(Records from a collection of figures)

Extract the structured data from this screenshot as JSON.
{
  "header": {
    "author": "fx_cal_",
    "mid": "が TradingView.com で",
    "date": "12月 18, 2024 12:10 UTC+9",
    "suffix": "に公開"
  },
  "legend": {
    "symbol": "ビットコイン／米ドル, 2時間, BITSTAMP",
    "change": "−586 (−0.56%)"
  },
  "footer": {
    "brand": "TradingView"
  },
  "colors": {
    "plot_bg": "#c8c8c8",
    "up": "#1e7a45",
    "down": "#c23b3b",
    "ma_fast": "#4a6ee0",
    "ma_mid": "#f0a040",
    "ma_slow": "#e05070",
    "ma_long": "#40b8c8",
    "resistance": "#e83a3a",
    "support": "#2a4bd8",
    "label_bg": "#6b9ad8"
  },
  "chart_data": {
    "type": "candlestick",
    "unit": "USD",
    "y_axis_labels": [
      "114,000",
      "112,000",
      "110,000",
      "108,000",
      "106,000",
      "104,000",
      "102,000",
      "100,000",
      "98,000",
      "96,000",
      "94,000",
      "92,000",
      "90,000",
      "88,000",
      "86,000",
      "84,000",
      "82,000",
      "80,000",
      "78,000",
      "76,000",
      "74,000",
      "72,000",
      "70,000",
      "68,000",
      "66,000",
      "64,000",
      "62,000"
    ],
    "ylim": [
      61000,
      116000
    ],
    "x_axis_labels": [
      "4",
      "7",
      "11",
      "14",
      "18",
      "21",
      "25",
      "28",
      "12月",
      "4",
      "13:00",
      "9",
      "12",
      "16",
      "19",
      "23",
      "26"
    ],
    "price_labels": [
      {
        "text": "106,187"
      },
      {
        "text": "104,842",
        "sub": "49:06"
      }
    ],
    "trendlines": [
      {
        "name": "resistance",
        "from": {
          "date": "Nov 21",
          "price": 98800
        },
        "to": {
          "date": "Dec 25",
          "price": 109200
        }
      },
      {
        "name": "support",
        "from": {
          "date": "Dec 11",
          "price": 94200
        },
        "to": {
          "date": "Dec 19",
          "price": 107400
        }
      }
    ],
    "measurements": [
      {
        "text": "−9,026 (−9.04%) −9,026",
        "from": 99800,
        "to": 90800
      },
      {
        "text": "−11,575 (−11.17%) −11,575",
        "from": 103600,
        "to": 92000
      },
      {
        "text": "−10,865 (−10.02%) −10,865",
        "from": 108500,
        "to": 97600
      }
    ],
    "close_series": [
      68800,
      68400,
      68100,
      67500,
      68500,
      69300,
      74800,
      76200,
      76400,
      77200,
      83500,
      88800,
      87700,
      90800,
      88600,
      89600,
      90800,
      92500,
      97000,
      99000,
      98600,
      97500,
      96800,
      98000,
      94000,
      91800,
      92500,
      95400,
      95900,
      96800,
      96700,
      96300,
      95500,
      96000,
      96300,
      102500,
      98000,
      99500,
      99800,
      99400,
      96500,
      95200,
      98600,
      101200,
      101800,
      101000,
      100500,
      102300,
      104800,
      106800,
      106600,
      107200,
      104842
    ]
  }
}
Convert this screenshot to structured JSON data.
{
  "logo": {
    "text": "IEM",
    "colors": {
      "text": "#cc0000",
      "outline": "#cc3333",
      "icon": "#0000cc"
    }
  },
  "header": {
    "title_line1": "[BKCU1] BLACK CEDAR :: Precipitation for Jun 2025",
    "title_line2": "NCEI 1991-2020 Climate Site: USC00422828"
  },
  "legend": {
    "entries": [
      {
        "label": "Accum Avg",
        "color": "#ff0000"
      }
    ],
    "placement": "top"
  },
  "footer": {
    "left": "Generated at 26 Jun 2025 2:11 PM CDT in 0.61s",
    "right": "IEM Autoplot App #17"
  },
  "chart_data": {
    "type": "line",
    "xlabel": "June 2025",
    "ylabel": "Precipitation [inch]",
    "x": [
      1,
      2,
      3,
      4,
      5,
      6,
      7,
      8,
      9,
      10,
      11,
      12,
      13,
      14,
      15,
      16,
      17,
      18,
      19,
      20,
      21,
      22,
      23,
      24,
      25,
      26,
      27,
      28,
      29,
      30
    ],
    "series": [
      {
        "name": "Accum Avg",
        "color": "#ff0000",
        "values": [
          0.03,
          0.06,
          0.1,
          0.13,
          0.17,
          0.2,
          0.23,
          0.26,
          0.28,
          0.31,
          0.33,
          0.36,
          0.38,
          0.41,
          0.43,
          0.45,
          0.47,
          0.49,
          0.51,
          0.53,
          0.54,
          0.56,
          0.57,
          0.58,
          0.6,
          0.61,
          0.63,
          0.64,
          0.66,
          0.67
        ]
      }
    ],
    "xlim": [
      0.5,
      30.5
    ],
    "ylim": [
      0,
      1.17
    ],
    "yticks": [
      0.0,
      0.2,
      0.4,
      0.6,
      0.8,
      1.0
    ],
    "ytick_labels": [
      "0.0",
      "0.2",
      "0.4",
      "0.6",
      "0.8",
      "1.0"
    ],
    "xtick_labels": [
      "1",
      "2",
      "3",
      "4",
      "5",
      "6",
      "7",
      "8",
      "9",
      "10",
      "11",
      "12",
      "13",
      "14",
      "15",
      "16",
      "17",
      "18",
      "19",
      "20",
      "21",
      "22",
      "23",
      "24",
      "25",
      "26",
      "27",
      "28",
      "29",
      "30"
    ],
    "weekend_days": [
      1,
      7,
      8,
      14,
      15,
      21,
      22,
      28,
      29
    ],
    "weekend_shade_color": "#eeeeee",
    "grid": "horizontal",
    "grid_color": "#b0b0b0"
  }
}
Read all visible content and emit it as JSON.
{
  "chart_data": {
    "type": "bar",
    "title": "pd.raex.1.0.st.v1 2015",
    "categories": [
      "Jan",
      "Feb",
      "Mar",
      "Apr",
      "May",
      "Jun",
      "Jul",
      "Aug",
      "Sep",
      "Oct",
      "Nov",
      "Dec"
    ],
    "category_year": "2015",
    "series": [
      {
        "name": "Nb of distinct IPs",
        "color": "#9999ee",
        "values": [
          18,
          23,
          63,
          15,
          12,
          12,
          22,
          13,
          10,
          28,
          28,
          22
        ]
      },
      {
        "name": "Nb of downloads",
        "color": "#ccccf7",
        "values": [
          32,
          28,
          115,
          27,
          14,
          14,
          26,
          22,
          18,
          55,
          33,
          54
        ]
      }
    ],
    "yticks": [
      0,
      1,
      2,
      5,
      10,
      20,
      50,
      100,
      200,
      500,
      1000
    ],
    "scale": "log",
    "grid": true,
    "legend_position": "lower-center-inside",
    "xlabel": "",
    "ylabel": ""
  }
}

## WORK REQUIRED
Copy out each line that contains the word "name".

## RESPONSE TO THE EXERCISE
        "name": "resistance",
        "name": "support",
        "name": "Accum Avg",
        "name": "Nb of distinct IPs",
        "name": "Nb of downloads",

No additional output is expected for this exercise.